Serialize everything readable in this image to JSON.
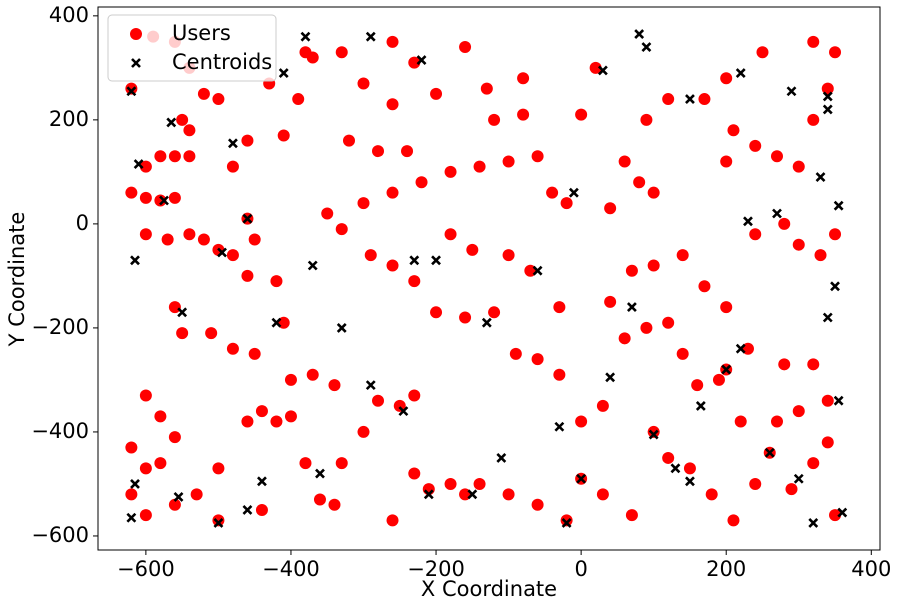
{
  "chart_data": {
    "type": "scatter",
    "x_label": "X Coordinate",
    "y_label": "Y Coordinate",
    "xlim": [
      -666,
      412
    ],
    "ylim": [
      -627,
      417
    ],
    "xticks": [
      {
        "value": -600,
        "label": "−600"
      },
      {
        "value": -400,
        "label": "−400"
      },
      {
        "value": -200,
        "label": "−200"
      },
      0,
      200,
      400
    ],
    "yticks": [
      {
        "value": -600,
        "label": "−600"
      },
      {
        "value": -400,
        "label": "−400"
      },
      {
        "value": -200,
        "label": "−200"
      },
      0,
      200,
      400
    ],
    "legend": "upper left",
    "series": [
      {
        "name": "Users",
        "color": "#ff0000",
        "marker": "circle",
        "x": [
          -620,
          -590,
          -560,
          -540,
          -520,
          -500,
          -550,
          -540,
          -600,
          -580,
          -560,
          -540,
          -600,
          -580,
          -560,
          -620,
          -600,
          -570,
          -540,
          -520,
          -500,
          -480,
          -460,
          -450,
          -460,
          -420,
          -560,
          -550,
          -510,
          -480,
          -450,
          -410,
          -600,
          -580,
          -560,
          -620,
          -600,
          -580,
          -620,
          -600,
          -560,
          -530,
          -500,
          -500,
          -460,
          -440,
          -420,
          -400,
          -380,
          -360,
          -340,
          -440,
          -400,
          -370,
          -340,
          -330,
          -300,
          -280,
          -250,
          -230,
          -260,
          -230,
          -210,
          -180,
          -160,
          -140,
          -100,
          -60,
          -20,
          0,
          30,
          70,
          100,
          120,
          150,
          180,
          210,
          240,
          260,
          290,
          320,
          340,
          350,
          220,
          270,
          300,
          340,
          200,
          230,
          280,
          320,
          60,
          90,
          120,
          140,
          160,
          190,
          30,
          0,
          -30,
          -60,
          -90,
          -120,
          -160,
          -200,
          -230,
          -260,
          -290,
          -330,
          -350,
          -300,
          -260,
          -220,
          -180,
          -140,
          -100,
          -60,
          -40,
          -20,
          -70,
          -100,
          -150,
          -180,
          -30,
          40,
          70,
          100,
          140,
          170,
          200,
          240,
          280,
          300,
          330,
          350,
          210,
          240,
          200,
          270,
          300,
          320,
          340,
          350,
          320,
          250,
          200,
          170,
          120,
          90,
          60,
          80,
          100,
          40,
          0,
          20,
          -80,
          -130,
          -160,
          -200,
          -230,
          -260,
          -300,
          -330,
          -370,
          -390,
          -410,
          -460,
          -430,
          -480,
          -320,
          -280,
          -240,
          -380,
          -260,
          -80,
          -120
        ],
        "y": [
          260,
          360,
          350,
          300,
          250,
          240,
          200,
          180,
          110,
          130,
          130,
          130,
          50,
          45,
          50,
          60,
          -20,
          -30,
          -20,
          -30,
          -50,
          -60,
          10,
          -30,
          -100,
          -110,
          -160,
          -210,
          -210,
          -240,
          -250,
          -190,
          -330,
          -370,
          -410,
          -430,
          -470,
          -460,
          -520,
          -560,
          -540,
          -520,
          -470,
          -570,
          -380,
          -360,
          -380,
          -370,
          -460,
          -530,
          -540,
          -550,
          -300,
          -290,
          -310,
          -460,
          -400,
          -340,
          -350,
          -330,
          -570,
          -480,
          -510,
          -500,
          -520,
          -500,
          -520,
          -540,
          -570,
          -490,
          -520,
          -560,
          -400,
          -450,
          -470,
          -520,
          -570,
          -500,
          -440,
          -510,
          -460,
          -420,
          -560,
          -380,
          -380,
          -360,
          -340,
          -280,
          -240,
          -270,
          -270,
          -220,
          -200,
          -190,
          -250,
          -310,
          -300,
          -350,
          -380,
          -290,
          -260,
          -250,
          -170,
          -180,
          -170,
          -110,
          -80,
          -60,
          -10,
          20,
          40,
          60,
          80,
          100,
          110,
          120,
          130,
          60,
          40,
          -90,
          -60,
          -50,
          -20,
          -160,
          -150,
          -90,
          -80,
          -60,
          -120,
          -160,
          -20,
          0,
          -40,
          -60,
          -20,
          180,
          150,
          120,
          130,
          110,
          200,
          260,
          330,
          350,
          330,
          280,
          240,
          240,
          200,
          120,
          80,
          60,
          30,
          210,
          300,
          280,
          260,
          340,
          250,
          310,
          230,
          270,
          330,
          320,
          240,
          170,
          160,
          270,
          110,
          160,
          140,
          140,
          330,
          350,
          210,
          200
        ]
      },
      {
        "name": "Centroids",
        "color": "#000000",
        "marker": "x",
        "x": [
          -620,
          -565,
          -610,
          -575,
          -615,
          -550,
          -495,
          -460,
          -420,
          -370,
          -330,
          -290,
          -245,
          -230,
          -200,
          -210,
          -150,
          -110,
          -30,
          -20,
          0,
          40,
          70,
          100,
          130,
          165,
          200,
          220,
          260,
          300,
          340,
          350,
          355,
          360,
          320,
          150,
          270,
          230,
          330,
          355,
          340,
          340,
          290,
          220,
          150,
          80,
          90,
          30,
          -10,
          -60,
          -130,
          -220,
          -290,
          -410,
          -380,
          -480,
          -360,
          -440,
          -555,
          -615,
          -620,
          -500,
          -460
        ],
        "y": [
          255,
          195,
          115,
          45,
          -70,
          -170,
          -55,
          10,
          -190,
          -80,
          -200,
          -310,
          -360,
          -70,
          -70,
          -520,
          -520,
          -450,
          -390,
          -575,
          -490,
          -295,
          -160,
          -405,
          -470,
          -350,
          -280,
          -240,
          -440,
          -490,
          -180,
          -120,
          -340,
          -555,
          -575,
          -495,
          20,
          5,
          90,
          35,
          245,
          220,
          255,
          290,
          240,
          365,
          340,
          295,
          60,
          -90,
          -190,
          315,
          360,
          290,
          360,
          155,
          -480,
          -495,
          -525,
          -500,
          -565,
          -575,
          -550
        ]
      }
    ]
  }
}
--------------------------------------------------
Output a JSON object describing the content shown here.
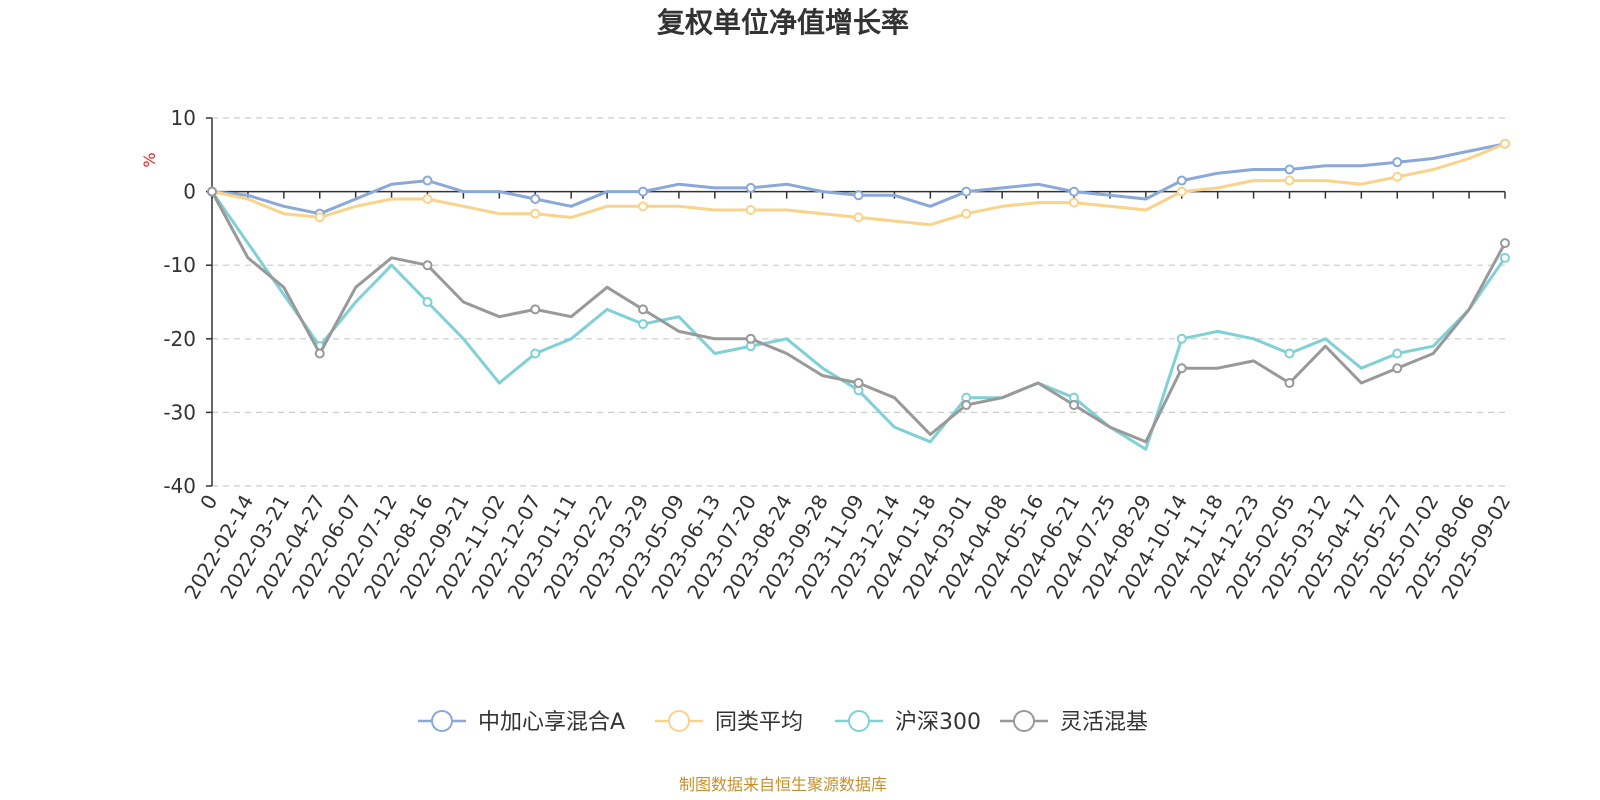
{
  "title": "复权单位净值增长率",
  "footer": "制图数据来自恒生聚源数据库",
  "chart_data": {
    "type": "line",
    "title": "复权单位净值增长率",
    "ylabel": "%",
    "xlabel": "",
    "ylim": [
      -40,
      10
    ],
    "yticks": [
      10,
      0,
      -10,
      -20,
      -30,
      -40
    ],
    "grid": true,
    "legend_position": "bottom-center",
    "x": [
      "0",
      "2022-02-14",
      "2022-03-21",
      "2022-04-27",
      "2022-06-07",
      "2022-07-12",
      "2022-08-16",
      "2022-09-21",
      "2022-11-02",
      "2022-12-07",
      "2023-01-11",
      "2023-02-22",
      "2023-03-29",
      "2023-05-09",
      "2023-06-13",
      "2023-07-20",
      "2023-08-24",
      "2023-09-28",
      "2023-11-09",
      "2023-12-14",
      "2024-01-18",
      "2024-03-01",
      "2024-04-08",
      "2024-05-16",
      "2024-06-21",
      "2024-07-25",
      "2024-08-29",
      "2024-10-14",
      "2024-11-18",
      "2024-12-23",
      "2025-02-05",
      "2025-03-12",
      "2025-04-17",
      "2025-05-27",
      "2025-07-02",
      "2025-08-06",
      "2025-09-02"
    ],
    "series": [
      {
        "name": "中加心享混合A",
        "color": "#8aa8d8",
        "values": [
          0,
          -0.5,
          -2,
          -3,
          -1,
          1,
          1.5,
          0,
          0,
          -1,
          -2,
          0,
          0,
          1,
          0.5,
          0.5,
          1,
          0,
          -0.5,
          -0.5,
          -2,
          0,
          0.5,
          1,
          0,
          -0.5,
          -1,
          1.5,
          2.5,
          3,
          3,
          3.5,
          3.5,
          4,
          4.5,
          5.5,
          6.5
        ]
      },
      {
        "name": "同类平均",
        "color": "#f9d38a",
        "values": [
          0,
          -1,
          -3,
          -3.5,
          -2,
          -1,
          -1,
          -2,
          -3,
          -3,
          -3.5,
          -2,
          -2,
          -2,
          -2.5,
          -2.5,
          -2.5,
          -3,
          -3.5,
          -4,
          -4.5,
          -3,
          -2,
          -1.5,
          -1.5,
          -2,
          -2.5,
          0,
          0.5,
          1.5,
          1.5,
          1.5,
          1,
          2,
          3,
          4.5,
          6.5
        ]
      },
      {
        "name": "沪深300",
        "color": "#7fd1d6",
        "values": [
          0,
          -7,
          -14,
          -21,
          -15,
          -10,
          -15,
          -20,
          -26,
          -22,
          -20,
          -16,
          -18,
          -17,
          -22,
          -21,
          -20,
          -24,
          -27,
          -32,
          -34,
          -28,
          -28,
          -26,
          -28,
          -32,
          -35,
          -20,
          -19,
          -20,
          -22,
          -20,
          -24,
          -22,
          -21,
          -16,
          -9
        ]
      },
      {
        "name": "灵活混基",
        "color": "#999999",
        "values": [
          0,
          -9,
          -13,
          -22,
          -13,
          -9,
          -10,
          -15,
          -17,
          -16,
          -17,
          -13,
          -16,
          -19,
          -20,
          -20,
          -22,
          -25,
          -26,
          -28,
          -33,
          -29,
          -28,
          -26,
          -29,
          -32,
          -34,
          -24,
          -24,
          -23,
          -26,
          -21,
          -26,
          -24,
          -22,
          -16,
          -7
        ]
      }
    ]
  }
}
--------------------------------------------------
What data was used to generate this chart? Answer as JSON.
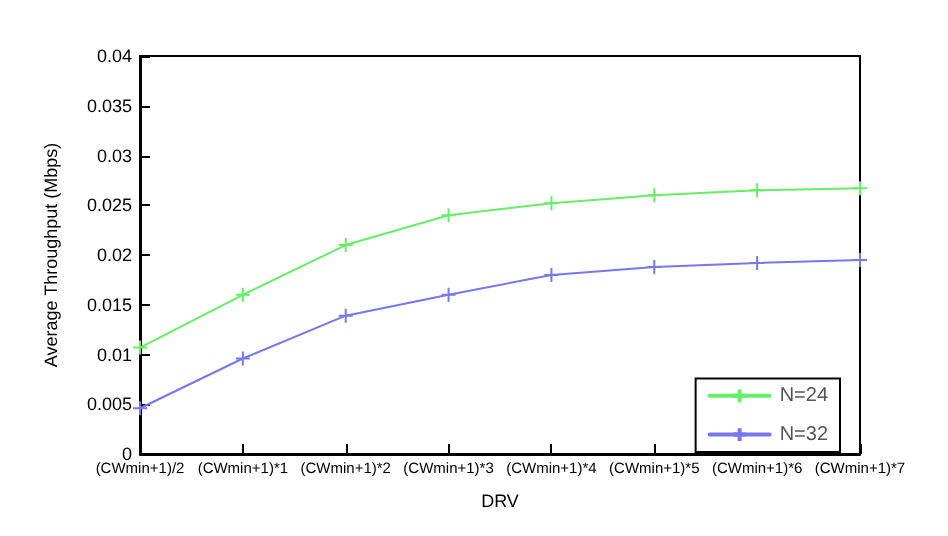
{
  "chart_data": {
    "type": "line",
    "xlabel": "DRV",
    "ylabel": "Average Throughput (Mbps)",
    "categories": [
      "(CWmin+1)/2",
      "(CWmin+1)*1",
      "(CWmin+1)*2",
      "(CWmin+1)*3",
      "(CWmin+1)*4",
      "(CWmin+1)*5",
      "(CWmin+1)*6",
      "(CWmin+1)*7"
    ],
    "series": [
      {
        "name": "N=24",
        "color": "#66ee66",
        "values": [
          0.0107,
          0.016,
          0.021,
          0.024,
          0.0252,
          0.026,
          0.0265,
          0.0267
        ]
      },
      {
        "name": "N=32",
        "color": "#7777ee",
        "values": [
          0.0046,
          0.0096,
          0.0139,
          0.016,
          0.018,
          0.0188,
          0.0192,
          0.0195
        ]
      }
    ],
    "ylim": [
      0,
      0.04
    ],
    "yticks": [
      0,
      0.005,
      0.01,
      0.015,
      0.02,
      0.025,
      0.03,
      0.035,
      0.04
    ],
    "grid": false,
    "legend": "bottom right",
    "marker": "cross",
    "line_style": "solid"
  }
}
--------------------------------------------------
Your objective: Of the lines in the data, how many contain the word "Coordinate"? Provide the number and nothing further.

The reply: 2